What follows is a set of records; repeat all of them exactly.

>> Begin INFORMATION SHOWN

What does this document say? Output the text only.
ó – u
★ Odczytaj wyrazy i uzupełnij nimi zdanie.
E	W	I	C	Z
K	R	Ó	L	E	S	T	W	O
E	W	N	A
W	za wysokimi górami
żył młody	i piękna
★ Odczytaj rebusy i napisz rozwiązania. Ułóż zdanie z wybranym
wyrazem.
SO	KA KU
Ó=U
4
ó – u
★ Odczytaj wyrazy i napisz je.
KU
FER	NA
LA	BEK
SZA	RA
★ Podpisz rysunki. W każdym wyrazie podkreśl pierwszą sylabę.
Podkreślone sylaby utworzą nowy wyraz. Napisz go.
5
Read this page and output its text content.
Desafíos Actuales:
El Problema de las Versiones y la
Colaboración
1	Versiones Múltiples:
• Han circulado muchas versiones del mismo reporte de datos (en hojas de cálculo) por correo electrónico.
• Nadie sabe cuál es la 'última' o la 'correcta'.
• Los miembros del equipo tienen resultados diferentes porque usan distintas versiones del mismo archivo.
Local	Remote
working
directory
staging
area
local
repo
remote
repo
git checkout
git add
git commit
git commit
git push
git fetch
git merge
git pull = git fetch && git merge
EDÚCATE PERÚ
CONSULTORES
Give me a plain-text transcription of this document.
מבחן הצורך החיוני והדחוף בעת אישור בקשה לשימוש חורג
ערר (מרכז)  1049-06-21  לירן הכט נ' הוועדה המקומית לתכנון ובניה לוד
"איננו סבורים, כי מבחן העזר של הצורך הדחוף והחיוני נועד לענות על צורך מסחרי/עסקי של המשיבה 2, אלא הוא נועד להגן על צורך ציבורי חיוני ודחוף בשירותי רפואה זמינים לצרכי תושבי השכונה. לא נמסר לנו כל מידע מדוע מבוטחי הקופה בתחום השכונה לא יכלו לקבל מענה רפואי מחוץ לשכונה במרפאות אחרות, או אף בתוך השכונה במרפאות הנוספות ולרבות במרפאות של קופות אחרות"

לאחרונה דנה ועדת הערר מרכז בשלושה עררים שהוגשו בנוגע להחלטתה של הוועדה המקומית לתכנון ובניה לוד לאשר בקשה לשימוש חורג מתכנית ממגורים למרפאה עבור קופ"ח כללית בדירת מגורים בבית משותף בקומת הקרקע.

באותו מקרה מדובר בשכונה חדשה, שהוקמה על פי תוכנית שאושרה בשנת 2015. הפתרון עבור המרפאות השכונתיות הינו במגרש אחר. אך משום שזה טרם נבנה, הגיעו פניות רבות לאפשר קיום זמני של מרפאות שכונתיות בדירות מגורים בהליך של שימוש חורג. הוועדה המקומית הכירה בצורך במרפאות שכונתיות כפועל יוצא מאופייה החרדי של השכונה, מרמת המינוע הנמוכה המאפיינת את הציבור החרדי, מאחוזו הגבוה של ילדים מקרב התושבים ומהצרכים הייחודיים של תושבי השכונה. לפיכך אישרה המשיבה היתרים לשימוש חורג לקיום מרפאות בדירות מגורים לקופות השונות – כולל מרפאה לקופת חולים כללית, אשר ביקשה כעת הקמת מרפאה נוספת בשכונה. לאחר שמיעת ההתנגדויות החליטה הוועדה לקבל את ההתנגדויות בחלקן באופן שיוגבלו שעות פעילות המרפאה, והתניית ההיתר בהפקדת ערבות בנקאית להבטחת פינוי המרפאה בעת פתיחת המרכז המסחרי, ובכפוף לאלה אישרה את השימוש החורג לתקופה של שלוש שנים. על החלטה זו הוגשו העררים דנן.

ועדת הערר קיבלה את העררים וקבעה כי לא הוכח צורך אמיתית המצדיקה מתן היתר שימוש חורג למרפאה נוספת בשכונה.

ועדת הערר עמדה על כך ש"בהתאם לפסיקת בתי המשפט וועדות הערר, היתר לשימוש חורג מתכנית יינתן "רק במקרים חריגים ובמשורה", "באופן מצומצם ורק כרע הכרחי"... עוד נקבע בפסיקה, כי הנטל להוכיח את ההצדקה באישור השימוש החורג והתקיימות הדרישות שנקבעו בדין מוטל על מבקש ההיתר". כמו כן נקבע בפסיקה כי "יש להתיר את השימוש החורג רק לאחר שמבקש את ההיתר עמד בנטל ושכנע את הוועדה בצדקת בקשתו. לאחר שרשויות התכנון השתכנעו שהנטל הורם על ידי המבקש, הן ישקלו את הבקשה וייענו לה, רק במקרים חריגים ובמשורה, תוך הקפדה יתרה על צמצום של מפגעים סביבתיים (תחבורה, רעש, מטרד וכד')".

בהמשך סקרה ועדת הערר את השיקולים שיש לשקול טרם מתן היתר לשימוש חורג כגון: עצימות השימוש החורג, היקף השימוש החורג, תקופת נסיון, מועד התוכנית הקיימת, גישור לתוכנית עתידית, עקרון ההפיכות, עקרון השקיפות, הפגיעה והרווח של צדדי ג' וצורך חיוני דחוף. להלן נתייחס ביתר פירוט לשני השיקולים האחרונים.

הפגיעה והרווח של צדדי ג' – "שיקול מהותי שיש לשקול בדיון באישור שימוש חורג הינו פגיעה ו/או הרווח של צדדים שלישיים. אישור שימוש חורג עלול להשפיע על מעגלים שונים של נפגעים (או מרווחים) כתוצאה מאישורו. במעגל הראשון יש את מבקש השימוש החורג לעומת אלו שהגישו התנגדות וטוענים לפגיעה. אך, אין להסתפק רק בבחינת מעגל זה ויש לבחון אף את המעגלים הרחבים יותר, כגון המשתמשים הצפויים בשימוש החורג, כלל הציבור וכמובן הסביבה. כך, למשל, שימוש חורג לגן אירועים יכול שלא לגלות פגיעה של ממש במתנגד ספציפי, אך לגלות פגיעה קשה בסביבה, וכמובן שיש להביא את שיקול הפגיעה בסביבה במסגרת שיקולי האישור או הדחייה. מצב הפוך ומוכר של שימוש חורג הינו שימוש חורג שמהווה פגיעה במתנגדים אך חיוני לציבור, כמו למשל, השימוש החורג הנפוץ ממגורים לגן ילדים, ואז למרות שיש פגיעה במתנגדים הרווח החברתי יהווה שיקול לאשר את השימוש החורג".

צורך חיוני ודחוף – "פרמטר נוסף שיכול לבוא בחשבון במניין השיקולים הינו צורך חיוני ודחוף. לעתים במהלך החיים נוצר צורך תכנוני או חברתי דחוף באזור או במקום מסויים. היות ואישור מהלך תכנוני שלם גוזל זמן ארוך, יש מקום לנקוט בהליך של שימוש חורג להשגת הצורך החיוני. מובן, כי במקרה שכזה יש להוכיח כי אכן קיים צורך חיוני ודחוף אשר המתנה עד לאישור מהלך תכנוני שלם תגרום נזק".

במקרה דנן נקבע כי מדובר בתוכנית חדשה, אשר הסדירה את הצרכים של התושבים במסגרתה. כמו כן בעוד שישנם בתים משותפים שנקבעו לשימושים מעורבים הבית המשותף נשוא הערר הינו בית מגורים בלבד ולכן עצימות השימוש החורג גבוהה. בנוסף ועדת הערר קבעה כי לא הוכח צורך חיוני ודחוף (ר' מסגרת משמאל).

>> End INFORMATION SHOWN

= CORRECT RESULT =
What does this document say? Output the text only.
ó – u
★ Odczytaj wyrazy i uzupełnij nimi zdanie.
E	W	I	C	Z
K	R	Ó	L	E	S	T	W	O
E	W	N	A
W	za wysokimi górami
żył młody	i piękna
★ Odczytaj rebusy i napisz rozwiązania. Ułóż zdanie z wybranym
wyrazem.
SO	KA KU
Ó=U
4
ó – u
★ Odczytaj wyrazy i napisz je.
KU
FER	NA
LA	BEK
SZA	RA
★ Podpisz rysunki. W każdym wyrazie podkreśl pierwszą sylabę.
Podkreślone sylaby utworzą nowy wyraz. Napisz go.
5
Read this page and output its text content.
Desafíos Actuales:
El Problema de las Versiones y la
Colaboración
1	Versiones Múltiples:
• Han circulado muchas versiones del mismo reporte de datos (en hojas de cálculo) por correo electrónico.
• Nadie sabe cuál es la 'última' o la 'correcta'.
• Los miembros del equipo tienen resultados diferentes porque usan distintas versiones del mismo archivo.
Local	Remote
working
directory
staging
area
local
repo
remote
repo
git checkout
git add
git commit
git commit
git push
git fetch
git merge
git pull = git fetch && git merge
EDÚCATE PERÚ
CONSULTORES
Give me a plain-text transcription of this document.
מבחן הצורך החיוני והדחוף בעת אישור בקשה לשימוש חורג
ערר (מרכז)  1049-06-21  לירן הכט נ' הוועדה המקומית לתכנון ובניה לוד
"איננו סבורים, כי מבחן העזר של הצורך הדחוף והחיוני נועד לענות על צורך מסחרי/עסקי של המשיבה 2, אלא הוא נועד להגן על צורך ציבורי חיוני ודחוף בשירותי רפואה זמינים לצרכי תושבי השכונה. לא נמסר לנו כל מידע מדוע מבוטחי הקופה בתחום השכונה לא יכלו לקבל מענה רפואי מחוץ לשכונה במרפאות אחרות, או אף בתוך השכונה במרפאות הנוספות ולרבות במרפאות של קופות אחרות"

לאחרונה דנה ועדת הערר מרכז בשלושה עררים שהוגשו בנוגע להחלטתה של הוועדה המקומית לתכנון ובניה לוד לאשר בקשה לשימוש חורג מתכנית ממגורים למרפאה עבור קופ"ח כללית בדירת מגורים בבית משותף בקומת הקרקע.

באותו מקרה מדובר בשכונה חדשה, שהוקמה על פי תוכנית שאושרה בשנת 2015. הפתרון עבור המרפאות השכונתיות הינו במגרש אחר. אך משום שזה טרם נבנה, הגיעו פניות רבות לאפשר קיום זמני של מרפאות שכונתיות בדירות מגורים בהליך של שימוש חורג. הוועדה המקומית הכירה בצורך במרפאות שכונתיות כפועל יוצא מאופייה החרדי של השכונה, מרמת המינוע הנמוכה המאפיינת את הציבור החרדי, מאחוזו הגבוה של ילדים מקרב התושבים ומהצרכים הייחודיים של תושבי השכונה. לפיכך אישרה המשיבה היתרים לשימוש חורג לקיום מרפאות בדירות מגורים לקופות השונות – כולל מרפאה לקופת חולים כללית, אשר ביקשה כעת הקמת מרפאה נוספת בשכונה. לאחר שמיעת ההתנגדויות החליטה הוועדה לקבל את ההתנגדויות בחלקן באופן שיוגבלו שעות פעילות המרפאה, והתניית ההיתר בהפקדת ערבות בנקאית להבטחת פינוי המרפאה בעת פתיחת המרכז המסחרי, ובכפוף לאלה אישרה את השימוש החורג לתקופה של שלוש שנים. על החלטה זו הוגשו העררים דנן.

ועדת הערר קיבלה את העררים וקבעה כי לא הוכח צורך אמיתית המצדיקה מתן היתר שימוש חורג למרפאה נוספת בשכונה.

ועדת הערר עמדה על כך ש"בהתאם לפסיקת בתי המשפט וועדות הערר, היתר לשימוש חורג מתכנית יינתן "רק במקרים חריגים ובמשורה", "באופן מצומצם ורק כרע הכרחי"... עוד נקבע בפסיקה, כי הנטל להוכיח את ההצדקה באישור השימוש החורג והתקיימות הדרישות שנקבעו בדין מוטל על מבקש ההיתר". כמו כן נקבע בפסיקה כי "יש להתיר את השימוש החורג רק לאחר שמבקש את ההיתר עמד בנטל ושכנע את הוועדה בצדקת בקשתו. לאחר שרשויות התכנון השתכנעו שהנטל הורם על ידי המבקש, הן ישקלו את הבקשה וייענו לה, רק במקרים חריגים ובמשורה, תוך הקפדה יתרה על צמצום של מפגעים סביבתיים (תחבורה, רעש, מטרד וכד')".

בהמשך סקרה ועדת הערר את השיקולים שיש לשקול טרם מתן היתר לשימוש חורג כגון: עצימות השימוש החורג, היקף השימוש החורג, תקופת נסיון, מועד התוכנית הקיימת, גישור לתוכנית עתידית, עקרון ההפיכות, עקרון השקיפות, הפגיעה והרווח של צדדי ג' וצורך חיוני דחוף. להלן נתייחס ביתר פירוט לשני השיקולים האחרונים.

הפגיעה והרווח של צדדי ג' – "שיקול מהותי שיש לשקול בדיון באישור שימוש חורג הינו פגיעה ו/או הרווח של צדדים שלישיים. אישור שימוש חורג עלול להשפיע על מעגלים שונים של נפגעים (או מרווחים) כתוצאה מאישורו. במעגל הראשון יש את מבקש השימוש החורג לעומת אלו שהגישו התנגדות וטוענים לפגיעה. אך, אין להסתפק רק בבחינת מעגל זה ויש לבחון אף את המעגלים הרחבים יותר, כגון המשתמשים הצפויים בשימוש החורג, כלל הציבור וכמובן הסביבה. כך, למשל, שימוש חורג לגן אירועים יכול שלא לגלות פגיעה של ממש במתנגד ספציפי, אך לגלות פגיעה קשה בסביבה, וכמובן שיש להביא את שיקול הפגיעה בסביבה במסגרת שיקולי האישור או הדחייה. מצב הפוך ומוכר של שימוש חורג הינו שימוש חורג שמהווה פגיעה במתנגדים אך חיוני לציבור, כמו למשל, השימוש החורג הנפוץ ממגורים לגן ילדים, ואז למרות שיש פגיעה במתנגדים הרווח החברתי יהווה שיקול לאשר את השימוש החורג".

צורך חיוני ודחוף – "פרמטר נוסף שיכול לבוא בחשבון במניין השיקולים הינו צורך חיוני ודחוף. לעתים במהלך החיים נוצר צורך תכנוני או חברתי דחוף באזור או במקום מסויים. היות ואישור מהלך תכנוני שלם גוזל זמן ארוך, יש מקום לנקוט בהליך של שימוש חורג להשגת הצורך החיוני. מובן, כי במקרה שכזה יש להוכיח כי אכן קיים צורך חיוני ודחוף אשר המתנה עד לאישור מהלך תכנוני שלם תגרום נזק".

במקרה דנן נקבע כי מדובר בתוכנית חדשה, אשר הסדירה את הצרכים של התושבים במסגרתה. כמו כן בעוד שישנם בתים משותפים שנקבעו לשימושים מעורבים הבית המשותף נשוא הערר הינו בית מגורים בלבד ולכן עצימות השימוש החורג גבוהה. בנוסף ועדת הערר קבעה כי לא הוכח צורך חיוני ודחוף (ר' מסגרת משמאל).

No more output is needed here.